── Excerpted records ──
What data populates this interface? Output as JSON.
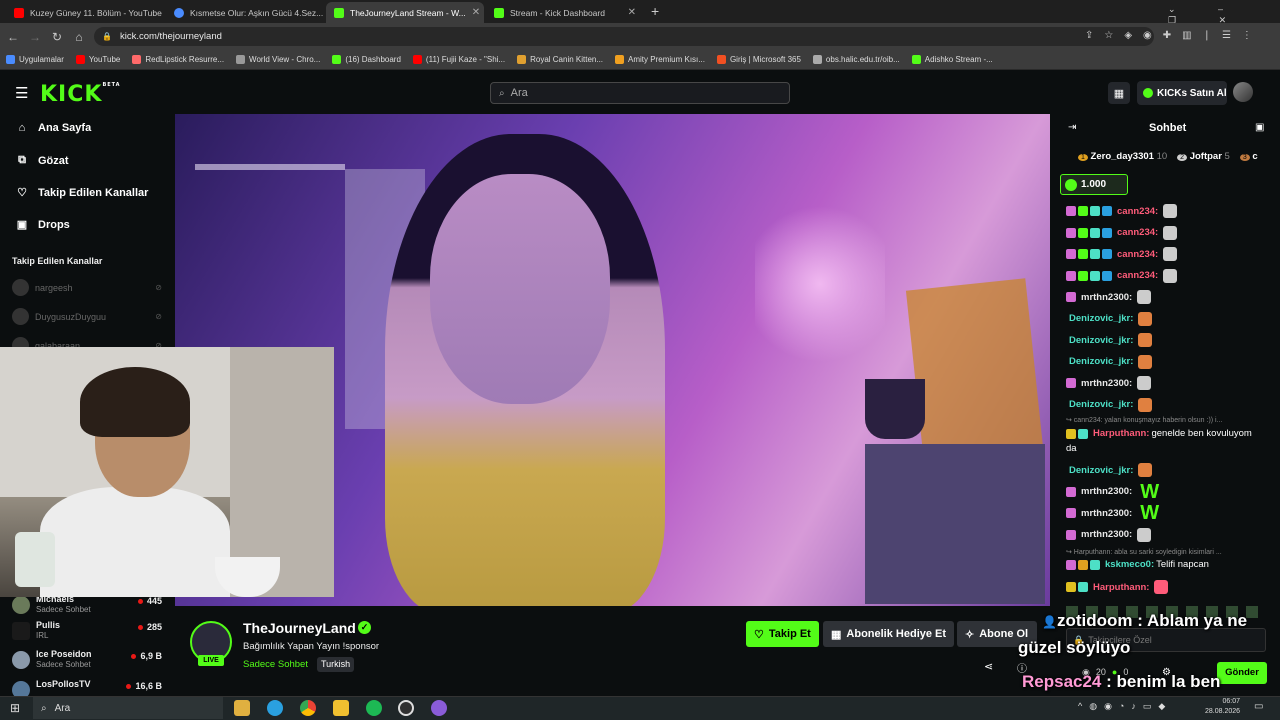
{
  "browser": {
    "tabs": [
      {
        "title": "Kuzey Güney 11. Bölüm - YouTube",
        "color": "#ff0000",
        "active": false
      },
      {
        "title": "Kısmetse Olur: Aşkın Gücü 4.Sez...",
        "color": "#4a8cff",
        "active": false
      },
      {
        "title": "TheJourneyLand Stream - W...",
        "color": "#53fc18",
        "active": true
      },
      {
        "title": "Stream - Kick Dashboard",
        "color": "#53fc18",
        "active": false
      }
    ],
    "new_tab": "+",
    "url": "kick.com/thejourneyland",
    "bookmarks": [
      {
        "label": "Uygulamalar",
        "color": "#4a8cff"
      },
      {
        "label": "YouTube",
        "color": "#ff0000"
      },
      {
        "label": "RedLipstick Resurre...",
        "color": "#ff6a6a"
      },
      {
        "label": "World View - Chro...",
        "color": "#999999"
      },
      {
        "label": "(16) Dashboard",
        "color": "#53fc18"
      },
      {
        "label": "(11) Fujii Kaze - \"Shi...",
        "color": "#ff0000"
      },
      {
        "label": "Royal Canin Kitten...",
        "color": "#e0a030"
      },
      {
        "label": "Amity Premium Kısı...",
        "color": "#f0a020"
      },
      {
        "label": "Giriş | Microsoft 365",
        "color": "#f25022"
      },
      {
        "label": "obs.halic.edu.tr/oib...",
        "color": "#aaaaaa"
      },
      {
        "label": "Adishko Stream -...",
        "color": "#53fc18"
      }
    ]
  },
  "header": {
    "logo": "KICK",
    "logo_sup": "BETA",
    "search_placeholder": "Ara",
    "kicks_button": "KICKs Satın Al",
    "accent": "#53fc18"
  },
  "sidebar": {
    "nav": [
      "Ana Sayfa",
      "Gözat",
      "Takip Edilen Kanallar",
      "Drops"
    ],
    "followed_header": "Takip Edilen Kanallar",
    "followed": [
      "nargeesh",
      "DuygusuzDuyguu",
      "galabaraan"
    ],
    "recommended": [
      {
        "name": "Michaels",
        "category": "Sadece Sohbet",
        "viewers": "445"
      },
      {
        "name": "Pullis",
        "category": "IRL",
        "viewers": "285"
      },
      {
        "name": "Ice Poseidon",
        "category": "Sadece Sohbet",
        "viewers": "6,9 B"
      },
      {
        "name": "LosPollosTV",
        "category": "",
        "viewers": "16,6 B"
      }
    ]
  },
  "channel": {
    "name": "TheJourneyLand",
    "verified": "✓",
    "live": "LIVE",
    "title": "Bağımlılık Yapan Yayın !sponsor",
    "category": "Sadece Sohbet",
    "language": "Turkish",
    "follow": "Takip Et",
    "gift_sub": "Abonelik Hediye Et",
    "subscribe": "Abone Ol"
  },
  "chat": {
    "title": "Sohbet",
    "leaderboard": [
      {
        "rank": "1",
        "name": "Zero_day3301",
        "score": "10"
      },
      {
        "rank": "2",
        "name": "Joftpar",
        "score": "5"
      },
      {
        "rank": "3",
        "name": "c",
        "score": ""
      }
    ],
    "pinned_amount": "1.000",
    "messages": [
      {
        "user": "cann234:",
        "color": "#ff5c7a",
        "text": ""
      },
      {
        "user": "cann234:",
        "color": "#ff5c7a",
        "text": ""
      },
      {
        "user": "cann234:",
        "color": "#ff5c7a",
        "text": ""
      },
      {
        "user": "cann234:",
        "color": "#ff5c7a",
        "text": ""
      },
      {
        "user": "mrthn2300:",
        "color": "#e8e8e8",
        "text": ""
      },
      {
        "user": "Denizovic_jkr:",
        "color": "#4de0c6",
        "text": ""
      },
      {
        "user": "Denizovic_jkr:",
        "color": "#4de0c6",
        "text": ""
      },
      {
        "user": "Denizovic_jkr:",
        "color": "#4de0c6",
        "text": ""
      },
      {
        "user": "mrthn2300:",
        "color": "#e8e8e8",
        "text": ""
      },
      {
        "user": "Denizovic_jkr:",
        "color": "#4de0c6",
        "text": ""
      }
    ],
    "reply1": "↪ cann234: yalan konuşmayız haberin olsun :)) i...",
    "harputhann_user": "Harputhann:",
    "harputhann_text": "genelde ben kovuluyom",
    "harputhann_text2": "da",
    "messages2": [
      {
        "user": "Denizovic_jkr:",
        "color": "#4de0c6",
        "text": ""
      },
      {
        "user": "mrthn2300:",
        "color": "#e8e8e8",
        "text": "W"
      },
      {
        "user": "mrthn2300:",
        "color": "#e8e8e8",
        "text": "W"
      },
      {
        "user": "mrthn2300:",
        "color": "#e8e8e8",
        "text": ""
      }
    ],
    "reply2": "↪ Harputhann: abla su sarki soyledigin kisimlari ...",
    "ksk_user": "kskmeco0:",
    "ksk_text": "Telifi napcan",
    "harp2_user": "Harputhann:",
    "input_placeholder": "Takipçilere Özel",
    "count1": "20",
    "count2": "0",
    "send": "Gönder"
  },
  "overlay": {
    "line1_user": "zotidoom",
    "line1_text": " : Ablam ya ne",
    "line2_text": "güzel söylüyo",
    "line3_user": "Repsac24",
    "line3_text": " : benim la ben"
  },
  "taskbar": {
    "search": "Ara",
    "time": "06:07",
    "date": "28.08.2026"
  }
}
───
── Excerpted records ──
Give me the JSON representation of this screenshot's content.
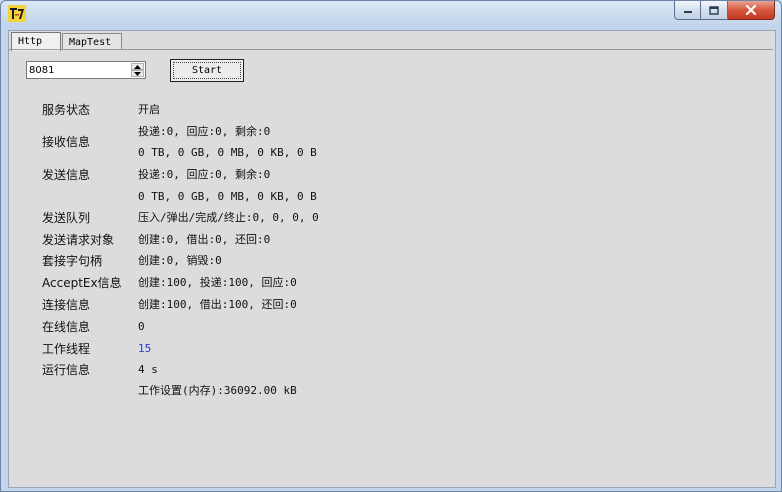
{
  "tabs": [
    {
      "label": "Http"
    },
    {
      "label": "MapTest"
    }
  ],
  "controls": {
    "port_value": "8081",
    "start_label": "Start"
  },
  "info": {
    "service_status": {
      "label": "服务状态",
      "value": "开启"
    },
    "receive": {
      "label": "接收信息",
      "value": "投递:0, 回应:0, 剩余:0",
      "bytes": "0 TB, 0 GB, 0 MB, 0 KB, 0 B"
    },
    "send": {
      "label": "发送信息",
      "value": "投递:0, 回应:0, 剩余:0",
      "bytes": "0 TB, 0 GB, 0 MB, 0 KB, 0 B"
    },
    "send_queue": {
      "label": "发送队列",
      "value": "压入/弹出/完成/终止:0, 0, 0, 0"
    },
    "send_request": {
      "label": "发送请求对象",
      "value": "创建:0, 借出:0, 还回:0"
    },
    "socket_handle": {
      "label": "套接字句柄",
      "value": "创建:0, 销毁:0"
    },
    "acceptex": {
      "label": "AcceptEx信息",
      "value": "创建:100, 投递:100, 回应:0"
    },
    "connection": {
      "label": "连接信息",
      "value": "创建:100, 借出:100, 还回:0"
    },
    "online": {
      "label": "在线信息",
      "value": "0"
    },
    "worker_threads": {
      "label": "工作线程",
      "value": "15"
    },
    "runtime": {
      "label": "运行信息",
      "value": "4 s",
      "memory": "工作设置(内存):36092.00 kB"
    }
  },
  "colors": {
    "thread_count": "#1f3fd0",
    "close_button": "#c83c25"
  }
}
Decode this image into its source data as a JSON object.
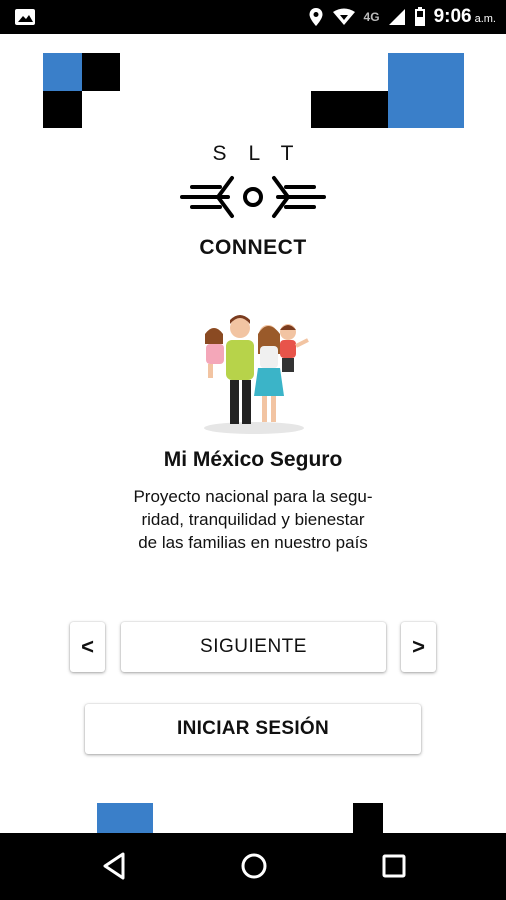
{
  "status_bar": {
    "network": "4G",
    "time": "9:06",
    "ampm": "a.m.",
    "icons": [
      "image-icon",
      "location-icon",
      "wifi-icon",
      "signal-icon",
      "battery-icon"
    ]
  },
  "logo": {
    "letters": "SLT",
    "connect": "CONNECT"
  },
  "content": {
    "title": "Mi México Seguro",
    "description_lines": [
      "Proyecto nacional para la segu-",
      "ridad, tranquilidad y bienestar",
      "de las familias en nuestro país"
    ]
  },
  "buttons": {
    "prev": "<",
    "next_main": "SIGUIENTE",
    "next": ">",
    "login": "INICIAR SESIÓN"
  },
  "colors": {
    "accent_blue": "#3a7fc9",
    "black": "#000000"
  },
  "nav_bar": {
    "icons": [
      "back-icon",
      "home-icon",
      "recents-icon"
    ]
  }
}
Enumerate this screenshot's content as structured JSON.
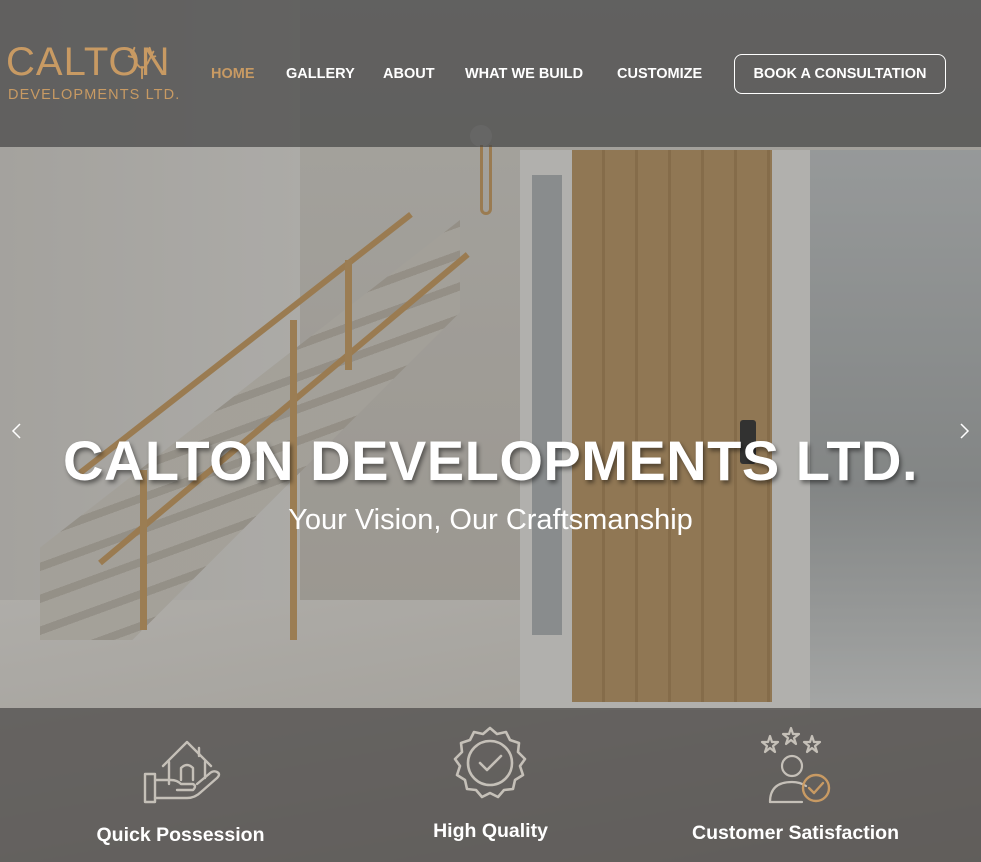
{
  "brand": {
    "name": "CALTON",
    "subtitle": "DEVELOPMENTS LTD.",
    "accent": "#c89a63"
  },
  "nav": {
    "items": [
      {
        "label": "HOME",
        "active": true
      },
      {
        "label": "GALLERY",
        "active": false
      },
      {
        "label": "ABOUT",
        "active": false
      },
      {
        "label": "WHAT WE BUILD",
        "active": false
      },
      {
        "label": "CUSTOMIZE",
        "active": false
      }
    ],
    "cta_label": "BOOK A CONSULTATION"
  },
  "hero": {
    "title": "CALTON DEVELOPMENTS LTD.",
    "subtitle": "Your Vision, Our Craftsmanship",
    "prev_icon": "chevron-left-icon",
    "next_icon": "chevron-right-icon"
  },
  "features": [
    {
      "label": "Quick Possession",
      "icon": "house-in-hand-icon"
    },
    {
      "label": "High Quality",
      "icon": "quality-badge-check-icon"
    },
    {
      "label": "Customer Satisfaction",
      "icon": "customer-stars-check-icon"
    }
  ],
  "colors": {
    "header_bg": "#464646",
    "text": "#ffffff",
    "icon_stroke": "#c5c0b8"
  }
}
───
── Excerpted records ──
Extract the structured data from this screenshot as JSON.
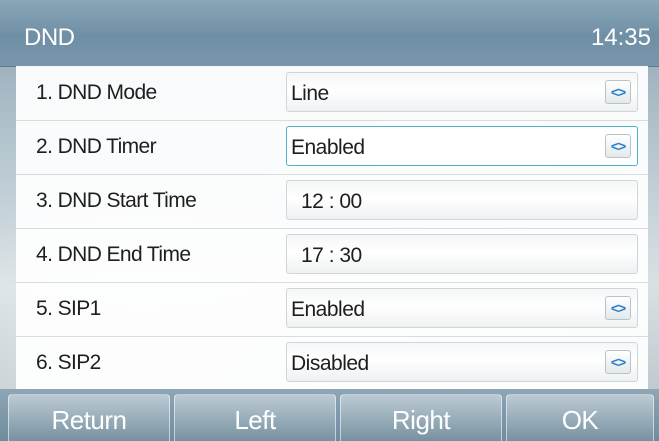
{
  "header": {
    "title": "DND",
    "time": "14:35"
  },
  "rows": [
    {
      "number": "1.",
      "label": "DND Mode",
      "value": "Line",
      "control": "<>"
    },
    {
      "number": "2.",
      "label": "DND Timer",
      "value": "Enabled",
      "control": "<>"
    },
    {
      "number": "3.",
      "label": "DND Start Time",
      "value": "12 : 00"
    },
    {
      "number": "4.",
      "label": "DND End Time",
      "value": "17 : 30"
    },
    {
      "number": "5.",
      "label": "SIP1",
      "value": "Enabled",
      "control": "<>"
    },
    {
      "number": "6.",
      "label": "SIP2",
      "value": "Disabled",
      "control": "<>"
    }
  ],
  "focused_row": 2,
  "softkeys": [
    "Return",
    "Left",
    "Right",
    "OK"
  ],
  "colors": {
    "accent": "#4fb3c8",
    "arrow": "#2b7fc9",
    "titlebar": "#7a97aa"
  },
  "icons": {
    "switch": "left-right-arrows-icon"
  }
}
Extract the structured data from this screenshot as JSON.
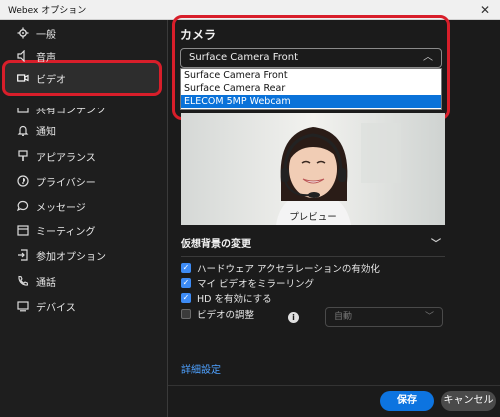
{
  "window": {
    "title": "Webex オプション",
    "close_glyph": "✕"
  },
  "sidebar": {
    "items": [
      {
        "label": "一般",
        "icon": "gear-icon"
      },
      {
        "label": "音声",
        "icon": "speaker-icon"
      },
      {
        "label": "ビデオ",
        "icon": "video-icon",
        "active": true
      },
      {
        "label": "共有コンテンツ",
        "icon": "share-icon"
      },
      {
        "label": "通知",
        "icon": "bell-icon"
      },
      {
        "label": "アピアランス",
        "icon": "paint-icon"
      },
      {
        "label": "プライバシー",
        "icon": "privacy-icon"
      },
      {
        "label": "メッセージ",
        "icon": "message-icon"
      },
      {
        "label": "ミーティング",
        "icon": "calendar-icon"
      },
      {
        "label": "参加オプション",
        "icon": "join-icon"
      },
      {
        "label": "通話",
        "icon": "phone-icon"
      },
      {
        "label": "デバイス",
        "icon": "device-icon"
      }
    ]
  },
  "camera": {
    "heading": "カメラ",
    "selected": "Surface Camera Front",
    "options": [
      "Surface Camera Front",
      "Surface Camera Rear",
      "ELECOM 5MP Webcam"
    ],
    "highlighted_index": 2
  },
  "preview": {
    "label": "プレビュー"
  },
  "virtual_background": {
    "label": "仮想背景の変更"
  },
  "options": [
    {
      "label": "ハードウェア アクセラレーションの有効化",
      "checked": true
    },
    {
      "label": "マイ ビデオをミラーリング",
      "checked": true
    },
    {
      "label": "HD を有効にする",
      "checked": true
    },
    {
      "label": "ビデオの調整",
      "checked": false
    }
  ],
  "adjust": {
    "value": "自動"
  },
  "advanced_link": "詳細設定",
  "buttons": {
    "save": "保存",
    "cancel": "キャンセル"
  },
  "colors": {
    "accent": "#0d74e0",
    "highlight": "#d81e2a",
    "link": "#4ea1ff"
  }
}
───
◆ Task to carry out ◆
Filter lines by "number" and return each hit.

◆ Reply to the exercise ◆
      "number": "1.",
      "number": "2.",
      "number": "3.",
      "number": "4.",
      "number": "5.",
      "number": "6.",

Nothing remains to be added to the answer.